[Recorded data]
[Start]
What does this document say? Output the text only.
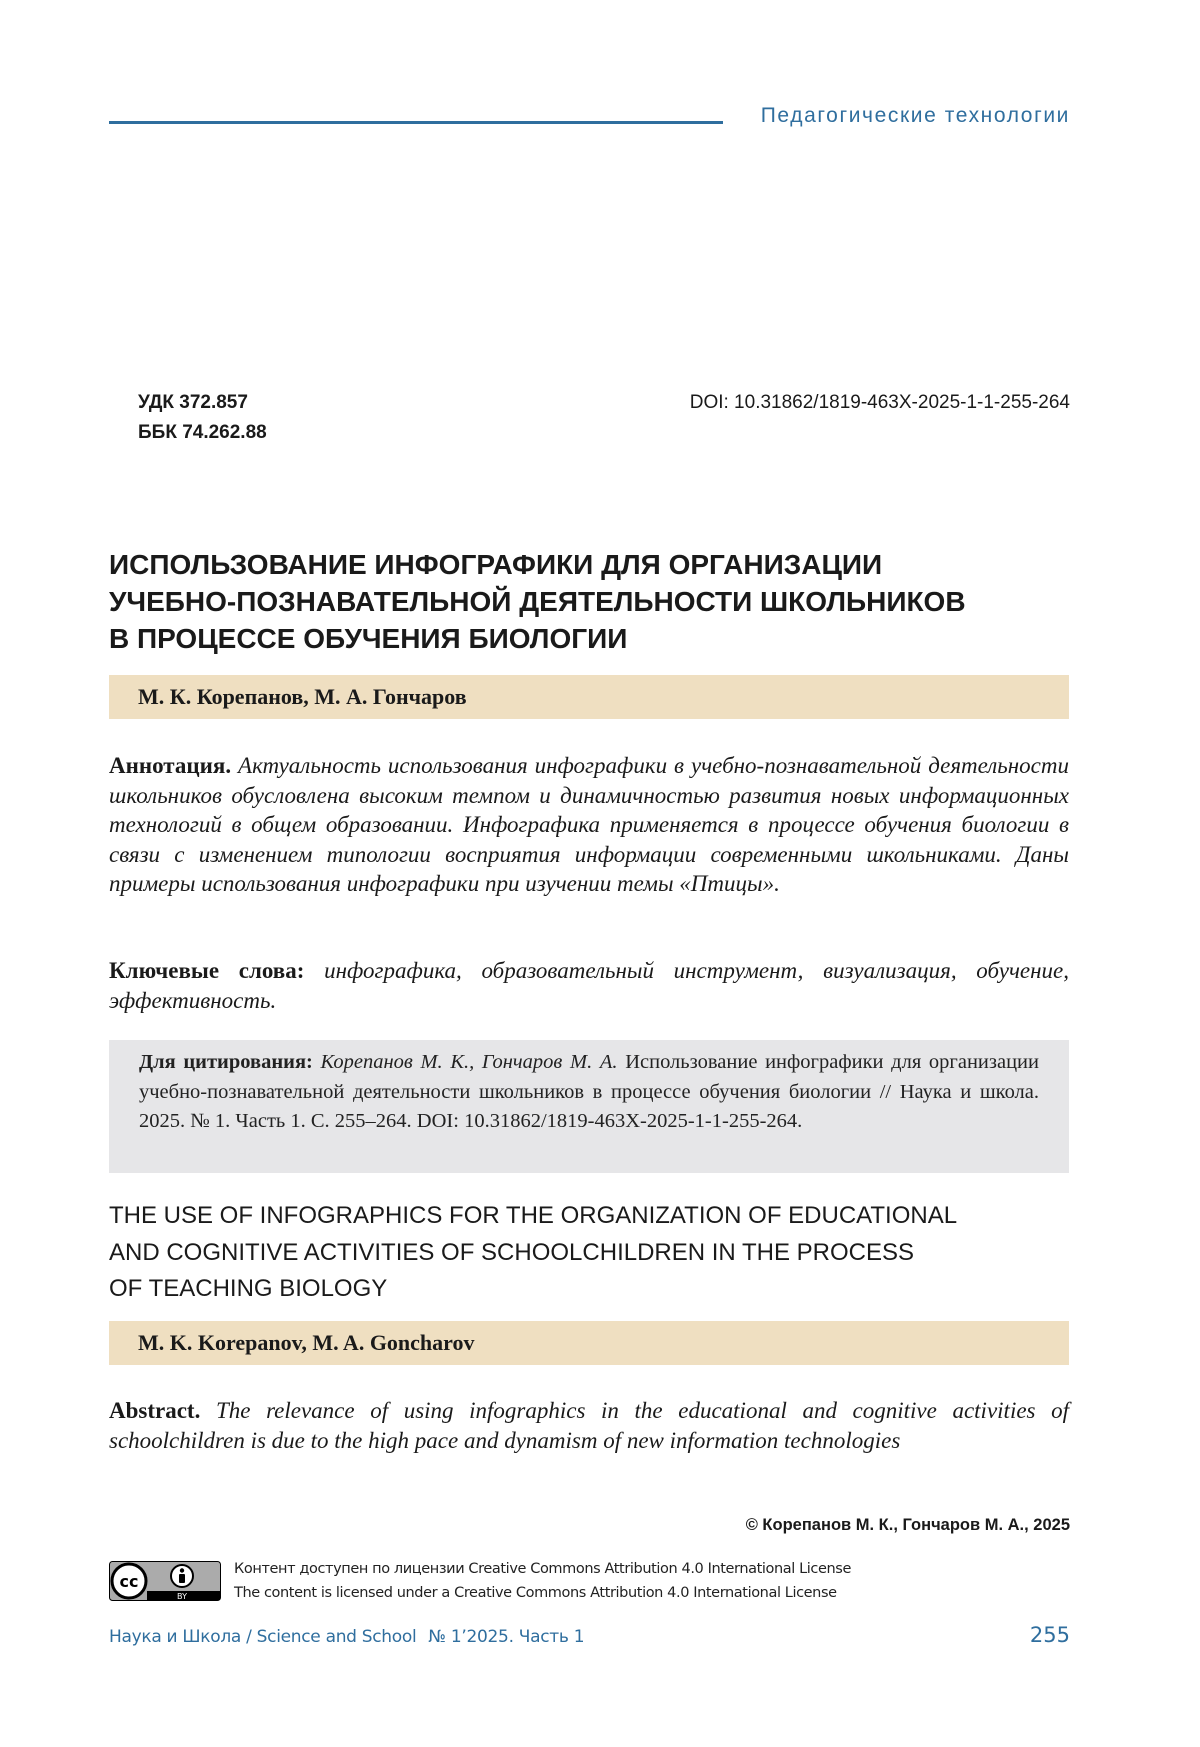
Педагогические технологии
УДК 372.857
ББК 74.262.88
DOI: 10.31862/1819-463X-2025-1-1-255-264
ИСПОЛЬЗОВАНИЕ ИНФОГРАФИКИ ДЛЯ ОРГАНИЗАЦИИ
УЧЕБНО-ПОЗНАВАТЕЛЬНОЙ ДЕЯТЕЛЬНОСТИ ШКОЛЬНИКОВ
В ПРОЦЕССЕ ОБУЧЕНИЯ БИОЛОГИИ
М. К. Корепанов, М. А. Гончаров
Аннотация. Актуальность использования инфографики в учебно-познавательной деятельности школьников обусловлена высоким темпом и динамичностью развития новых информационных технологий в общем образовании. Инфографика применяется в процессе обучения биологии в связи с изменением типологии восприятия информации современными школьниками. Даны примеры использования инфографики при изучении темы «Птицы».
Ключевые слова: инфографика, образовательный инструмент, визуализация, обучение, эффективность.
Для цитирования: Корепанов М. К., Гончаров М. А. Использование инфографики для организации учебно-познавательной деятельности школьников в процессе обучения биологии // Наука и школа. 2025. № 1. Часть 1. С. 255–264. DOI: 10.31862/1819-463X-2025-1-1-255-264.
THE USE OF INFOGRAPHICS FOR THE ORGANIZATION OF EDUCATIONAL
AND COGNITIVE ACTIVITIES OF SCHOOLCHILDREN IN THE PROCESS
OF TEACHING BIOLOGY
M. K. Korepanov, M. A. Goncharov
Abstract. The relevance of using infographics in the educational and cognitive activities of schoolchildren is due to the high pace and dynamism of new information technologies
© Корепанов М. К., Гончаров М. А., 2025
cc
BY
Контент доступен по лицензии Creative Commons Attribution 4.0 International License
The content is licensed under a Creative Commons Attribution 4.0 International License
Наука и Школа / Science and School № 1’2025. Часть 1	255
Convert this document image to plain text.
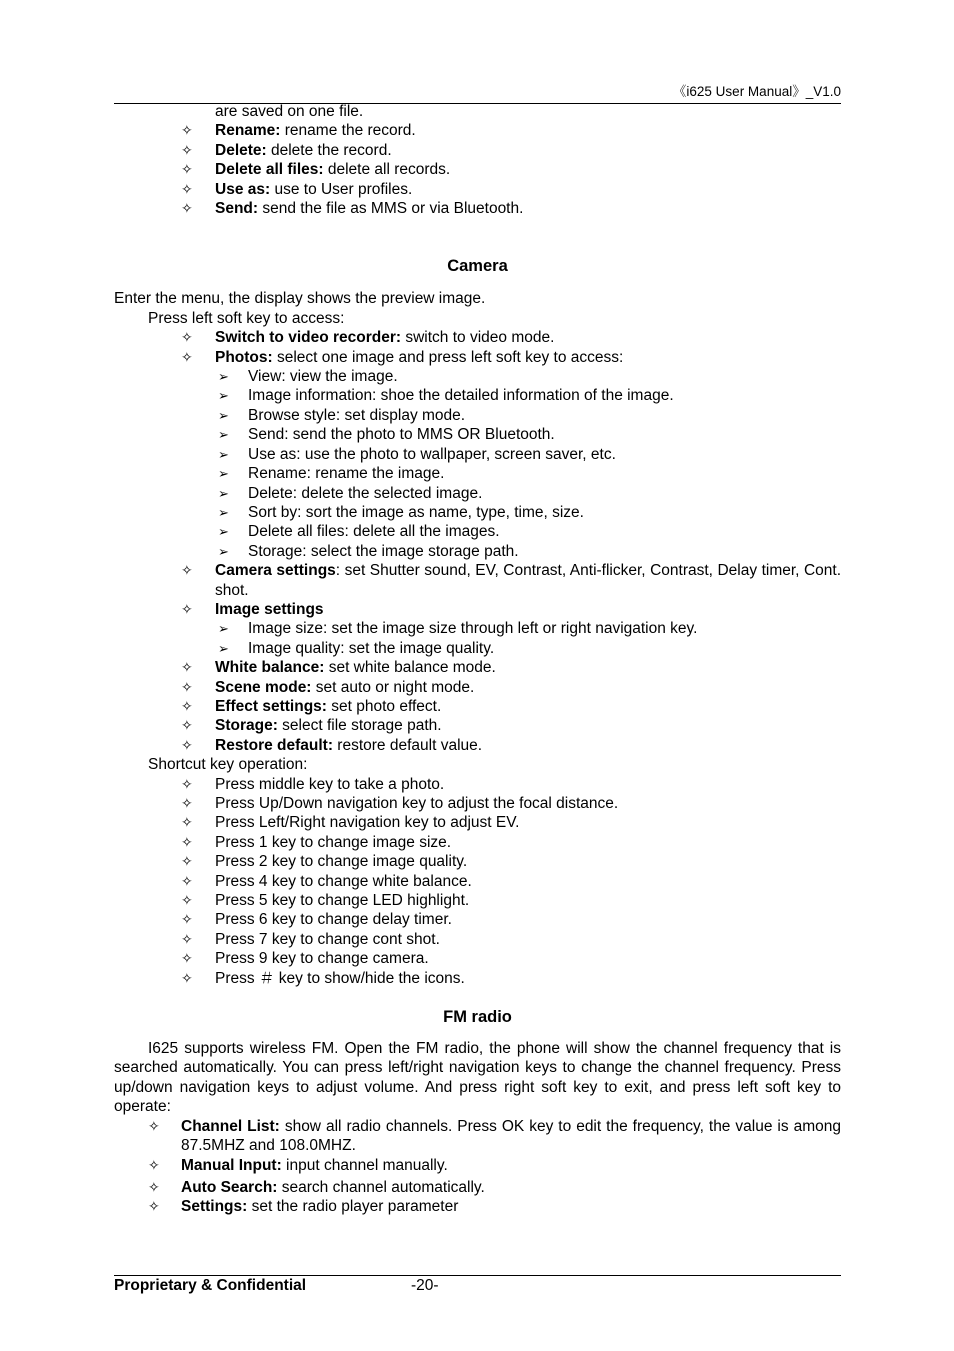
《i625 User Manual》_V1.0
are saved on one file.
✧ Rename: rename the record.
✧ Delete: delete the record.
✧ Delete all files: delete all records.
✧ Use as: use to User profiles.
✧ Send: send the file as MMS or via Bluetooth.
Camera
Enter the menu, the display shows the preview image.
Press left soft key to access:
✧ Switch to video recorder: switch to video mode.
✧ Photos: select one image and press left soft key to access:
➢ View: view the image.
➢ Image information: shoe the detailed information of the image.
➢ Browse style: set display mode.
➢ Send: send the photo to MMS OR Bluetooth.
➢ Use as: use the photo to wallpaper, screen saver, etc.
➢ Rename: rename the image.
➢ Delete: delete the selected image.
➢ Sort by: sort the image as name, type, time, size.
➢ Delete all files: delete all the images.
➢ Storage: select the image storage path.
✧ Camera settings: set Shutter sound, EV, Contrast, Anti-flicker, Contrast, Delay timer, Cont. shot.
✧ Image settings
➢ Image size: set the image size through left or right navigation key.
➢ Image quality: set the image quality.
✧ White balance: set white balance mode.
✧ Scene mode: set auto or night mode.
✧ Effect settings: set photo effect.
✧ Storage: select file storage path.
✧ Restore default: restore default value.
Shortcut key operation:
✧ Press middle key to take a photo.
✧ Press Up/Down navigation key to adjust the focal distance.
✧ Press Left/Right navigation key to adjust EV.
✧ Press 1 key to change image size.
✧ Press 2 key to change image quality.
✧ Press 4 key to change white balance.
✧ Press 5 key to change LED highlight.
✧ Press 6 key to change delay timer.
✧ Press 7 key to change cont shot.
✧ Press 9 key to change camera.
✧ Press ＃ key to show/hide the icons.
FM radio
I625 supports wireless FM. Open the FM radio, the phone will show the channel frequency that is searched automatically. You can press left/right navigation keys to change the channel frequency. Press up/down navigation keys to adjust volume. And press right soft key to exit, and press left soft key to operate:
✧ Channel List: show all radio channels. Press OK key to edit the frequency, the value is among 87.5MHZ and 108.0MHZ.
✧ Manual Input: input channel manually.
✧ Auto Search: search channel automatically.
✧ Settings: set the radio player parameter
Proprietary & Confidential	-20-
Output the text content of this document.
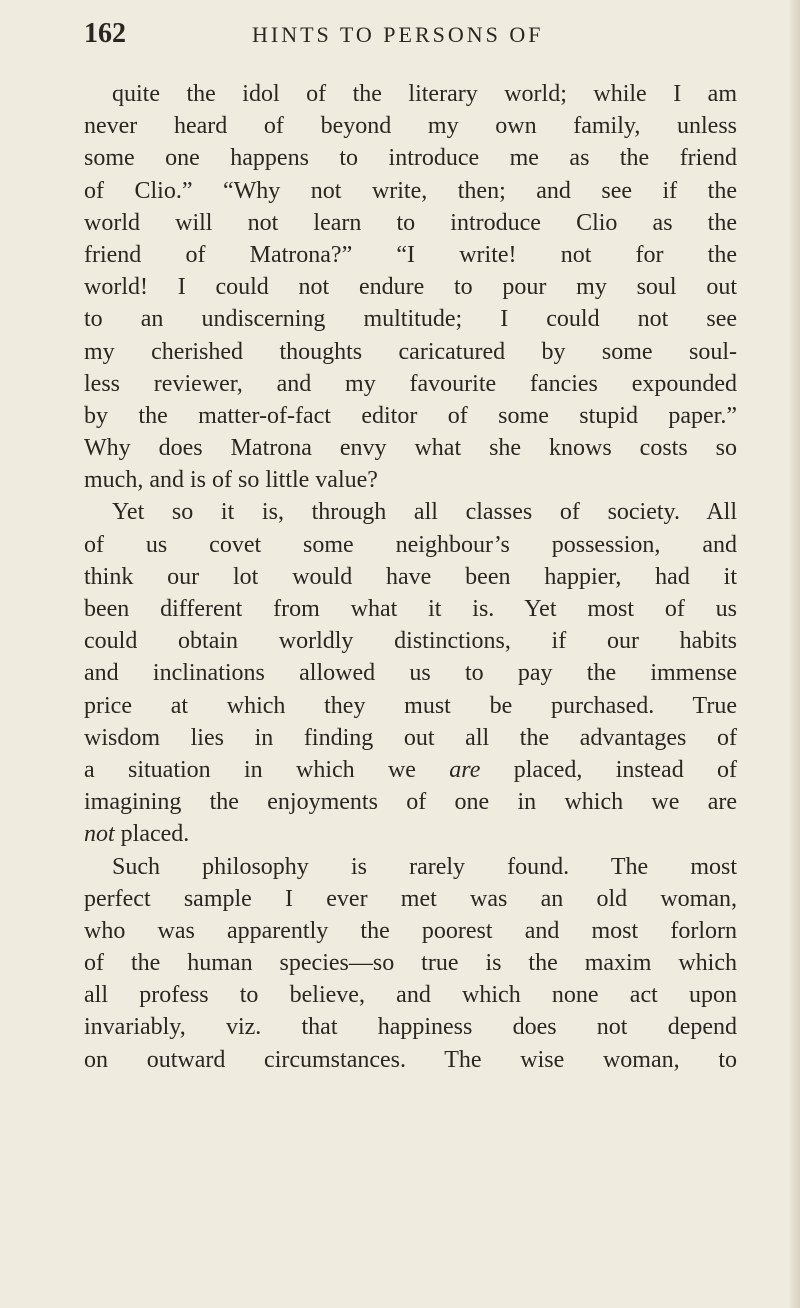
162	HINTS TO PERSONS OF
quite the idol of the literary world; while I am
never heard of beyond my own family, unless
some one happens to introduce me as the friend
of Clio.” “Why not write, then; and see if the
world will not learn to introduce Clio as the
friend of Matrona?” “I write! not for the
world! I could not endure to pour my soul out
to an undiscerning multitude; I could not see
my cherished thoughts caricatured by some soul-
less reviewer, and my favourite fancies expounded
by the matter-of-fact editor of some stupid paper.”
Why does Matrona envy what she knows costs so
much, and is of so little value?
Yet so it is, through all classes of society. All
of us covet some neighbour’s possession, and
think our lot would have been happier, had it
been different from what it is. Yet most of us
could obtain worldly distinctions, if our habits
and inclinations allowed us to pay the immense
price at which they must be purchased. True
wisdom lies in finding out all the advantages of
a situation in which we are placed, instead of
imagining the enjoyments of one in which we are
not placed.
Such philosophy is rarely found. The most
perfect sample I ever met was an old woman,
who was apparently the poorest and most forlorn
of the human species—so true is the maxim which
all profess to believe, and which none act upon
invariably, viz. that happiness does not depend
on outward circumstances. The wise woman, to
[End]
[Instruction] Restate the whole listing above exactly, except for its images.

[Solution to this task]
What does this document say? Output the text only.
Педагогические технологии
УДК 372.857
ББК 74.262.88
DOI: 10.31862/1819-463X-2025-1-1-255-264
ИСПОЛЬЗОВАНИЕ ИНФОГРАФИКИ ДЛЯ ОРГАНИЗАЦИИ
УЧЕБНО-ПОЗНАВАТЕЛЬНОЙ ДЕЯТЕЛЬНОСТИ ШКОЛЬНИКОВ
В ПРОЦЕССЕ ОБУЧЕНИЯ БИОЛОГИИ
М. К. Корепанов, М. А. Гончаров
Аннотация. Актуальность использования инфографики в учебно-познавательной деятельности школьников обусловлена высоким темпом и динамичностью развития новых информационных технологий в общем образовании. Инфографика применяется в процессе обучения биологии в связи с изменением типологии восприятия информации современными школьниками. Даны примеры использования инфографики при изучении темы «Птицы».
Ключевые слова: инфографика, образовательный инструмент, визуализация, обучение, эффективность.
Для цитирования: Корепанов М. К., Гончаров М. А. Использование инфографики для организации учебно-познавательной деятельности школьников в процессе обучения биологии // Наука и школа. 2025. № 1. Часть 1. С. 255–264. DOI: 10.31862/1819-463X-2025-1-1-255-264.
THE USE OF INFOGRAPHICS FOR THE ORGANIZATION OF EDUCATIONAL
AND COGNITIVE ACTIVITIES OF SCHOOLCHILDREN IN THE PROCESS
OF TEACHING BIOLOGY
M. K. Korepanov, M. A. Goncharov
Abstract. The relevance of using infographics in the educational and cognitive activities of schoolchildren is due to the high pace and dynamism of new information technologies
© Корепанов М. К., Гончаров М. А., 2025
cc
BY
Контент доступен по лицензии Creative Commons Attribution 4.0 International License
The content is licensed under a Creative Commons Attribution 4.0 International License
Наука и Школа / Science and School № 1’2025. Часть 1	255
Convert this document image to plain text.
《i625 User Manual》_V1.0
are saved on one file.
✧ Rename: rename the record.
✧ Delete: delete the record.
✧ Delete all files: delete all records.
✧ Use as: use to User profiles.
✧ Send: send the file as MMS or via Bluetooth.
Camera
Enter the menu, the display shows the preview image.
Press left soft key to access:
✧ Switch to video recorder: switch to video mode.
✧ Photos: select one image and press left soft key to access:
➢ View: view the image.
➢ Image information: shoe the detailed information of the image.
➢ Browse style: set display mode.
➢ Send: send the photo to MMS OR Bluetooth.
➢ Use as: use the photo to wallpaper, screen saver, etc.
➢ Rename: rename the image.
➢ Delete: delete the selected image.
➢ Sort by: sort the image as name, type, time, size.
➢ Delete all files: delete all the images.
➢ Storage: select the image storage path.
✧ Camera settings: set Shutter sound, EV, Contrast, Anti-flicker, Contrast, Delay timer, Cont. shot.
✧ Image settings
➢ Image size: set the image size through left or right navigation key.
➢ Image quality: set the image quality.
✧ White balance: set white balance mode.
✧ Scene mode: set auto or night mode.
✧ Effect settings: set photo effect.
✧ Storage: select file storage path.
✧ Restore default: restore default value.
Shortcut key operation:
✧ Press middle key to take a photo.
✧ Press Up/Down navigation key to adjust the focal distance.
✧ Press Left/Right navigation key to adjust EV.
✧ Press 1 key to change image size.
✧ Press 2 key to change image quality.
✧ Press 4 key to change white balance.
✧ Press 5 key to change LED highlight.
✧ Press 6 key to change delay timer.
✧ Press 7 key to change cont shot.
✧ Press 9 key to change camera.
✧ Press ＃ key to show/hide the icons.
FM radio
I625 supports wireless FM. Open the FM radio, the phone will show the channel frequency that is searched automatically. You can press left/right navigation keys to change the channel frequency. Press up/down navigation keys to adjust volume. And press right soft key to exit, and press left soft key to operate:
✧ Channel List: show all radio channels. Press OK key to edit the frequency, the value is among 87.5MHZ and 108.0MHZ.
✧ Manual Input: input channel manually.
✧ Auto Search: search channel automatically.
✧ Settings: set the radio player parameter
Proprietary & Confidential	-20-
Output the text content of this document.
162	HINTS TO PERSONS OF
quite the idol of the literary world; while I am
never heard of beyond my own family, unless
some one happens to introduce me as the friend
of Clio.” “Why not write, then; and see if the
world will not learn to introduce Clio as the
friend of Matrona?” “I write! not for the
world! I could not endure to pour my soul out
to an undiscerning multitude; I could not see
my cherished thoughts caricatured by some soul-
less reviewer, and my favourite fancies expounded
by the matter-of-fact editor of some stupid paper.”
Why does Matrona envy what she knows costs so
much, and is of so little value?
Yet so it is, through all classes of society. All
of us covet some neighbour’s possession, and
think our lot would have been happier, had it
been different from what it is. Yet most of us
could obtain worldly distinctions, if our habits
and inclinations allowed us to pay the immense
price at which they must be purchased. True
wisdom lies in finding out all the advantages of
a situation in which we are placed, instead of
imagining the enjoyments of one in which we are
not placed.
Such philosophy is rarely found. The most
perfect sample I ever met was an old woman,
who was apparently the poorest and most forlorn
of the human species—so true is the maxim which
all profess to believe, and which none act upon
invariably, viz. that happiness does not depend
on outward circumstances. The wise woman, to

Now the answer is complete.